Input records:

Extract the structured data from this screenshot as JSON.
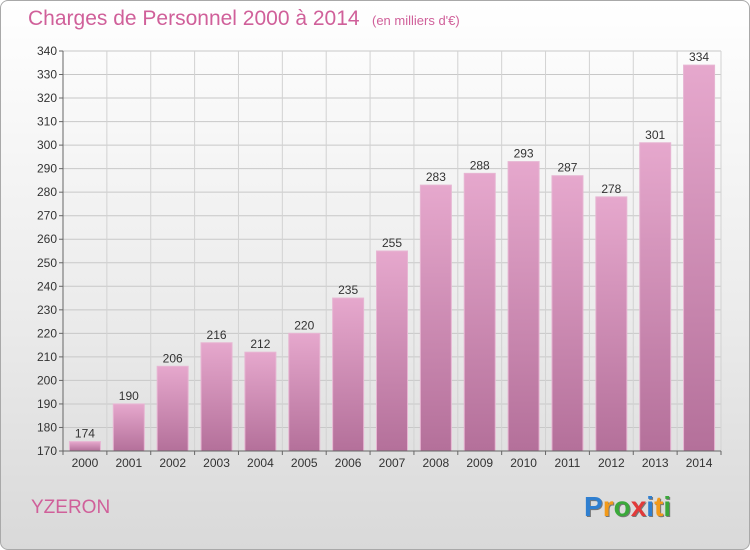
{
  "title": "Charges de Personnel 2000 à 2014",
  "subtitle": "(en milliers d'€)",
  "commune": "YZERON",
  "logo": {
    "letters": [
      "P",
      "r",
      "o",
      "x",
      "i",
      "t",
      "i"
    ],
    "colors": [
      "#2f7fd0",
      "#f29a1a",
      "#3aa83a",
      "#e23a3a",
      "#2f7fd0",
      "#f29a1a",
      "#3aa83a"
    ]
  },
  "colors": {
    "bar_top": "#e6a8cd",
    "bar_bottom": "#b4709a",
    "text_accent": "#d0609a"
  },
  "chart_data": {
    "type": "bar",
    "categories": [
      "2000",
      "2001",
      "2002",
      "2003",
      "2004",
      "2005",
      "2006",
      "2007",
      "2008",
      "2009",
      "2010",
      "2011",
      "2012",
      "2013",
      "2014"
    ],
    "values": [
      174,
      190,
      206,
      216,
      212,
      220,
      235,
      255,
      283,
      288,
      293,
      287,
      278,
      301,
      334
    ],
    "ylim": [
      170,
      340
    ],
    "yticks": [
      170,
      180,
      190,
      200,
      210,
      220,
      230,
      240,
      250,
      260,
      270,
      280,
      290,
      300,
      310,
      320,
      330,
      340
    ],
    "grid": true,
    "data_labels": true
  }
}
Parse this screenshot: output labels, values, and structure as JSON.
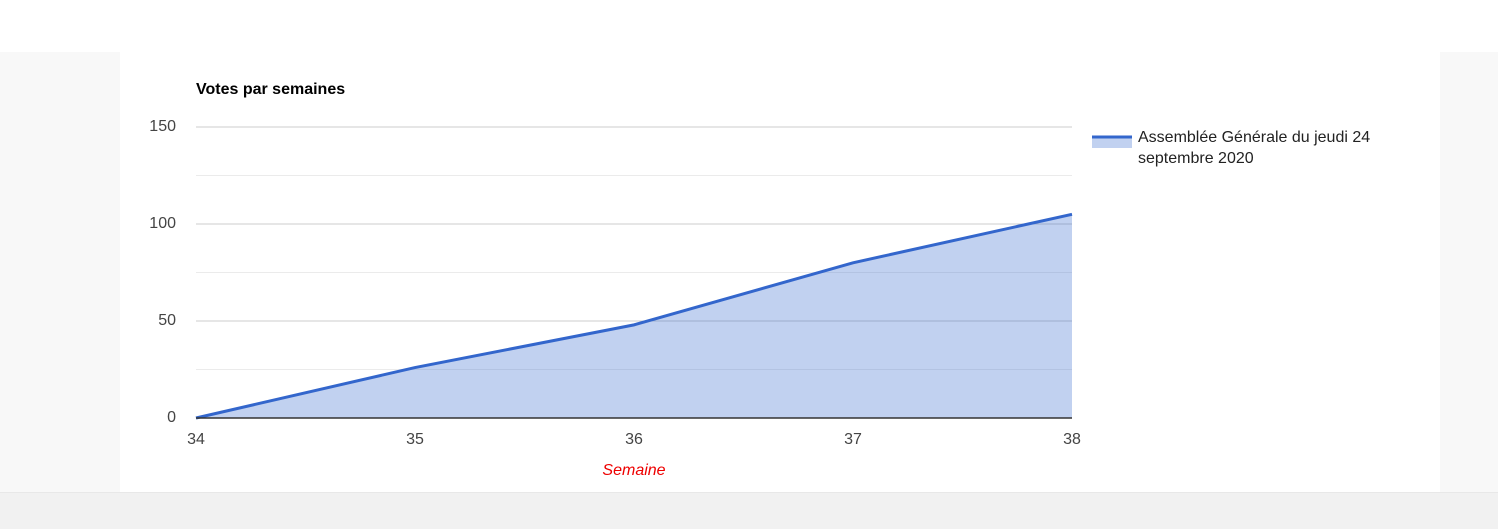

Task to carry out:
Above are records with pictures; repeat the records exactly and leave the pictures out.

Result of this task:
Extract the structured data from this screenshot as JSON.
{
  "title": "Charges de Personnel 2000 à 2014",
  "subtitle": "(en milliers d'€)",
  "commune": "YZERON",
  "logo": {
    "letters": [
      "P",
      "r",
      "o",
      "x",
      "i",
      "t",
      "i"
    ],
    "colors": [
      "#2f7fd0",
      "#f29a1a",
      "#3aa83a",
      "#e23a3a",
      "#2f7fd0",
      "#f29a1a",
      "#3aa83a"
    ]
  },
  "colors": {
    "bar_top": "#e6a8cd",
    "bar_bottom": "#b4709a",
    "text_accent": "#d0609a"
  },
  "chart_data": {
    "type": "bar",
    "categories": [
      "2000",
      "2001",
      "2002",
      "2003",
      "2004",
      "2005",
      "2006",
      "2007",
      "2008",
      "2009",
      "2010",
      "2011",
      "2012",
      "2013",
      "2014"
    ],
    "values": [
      174,
      190,
      206,
      216,
      212,
      220,
      235,
      255,
      283,
      288,
      293,
      287,
      278,
      301,
      334
    ],
    "ylim": [
      170,
      340
    ],
    "yticks": [
      170,
      180,
      190,
      200,
      210,
      220,
      230,
      240,
      250,
      260,
      270,
      280,
      290,
      300,
      310,
      320,
      330,
      340
    ],
    "grid": true,
    "data_labels": true
  }
}
Parse this screenshot: output labels, values, and structure as JSON.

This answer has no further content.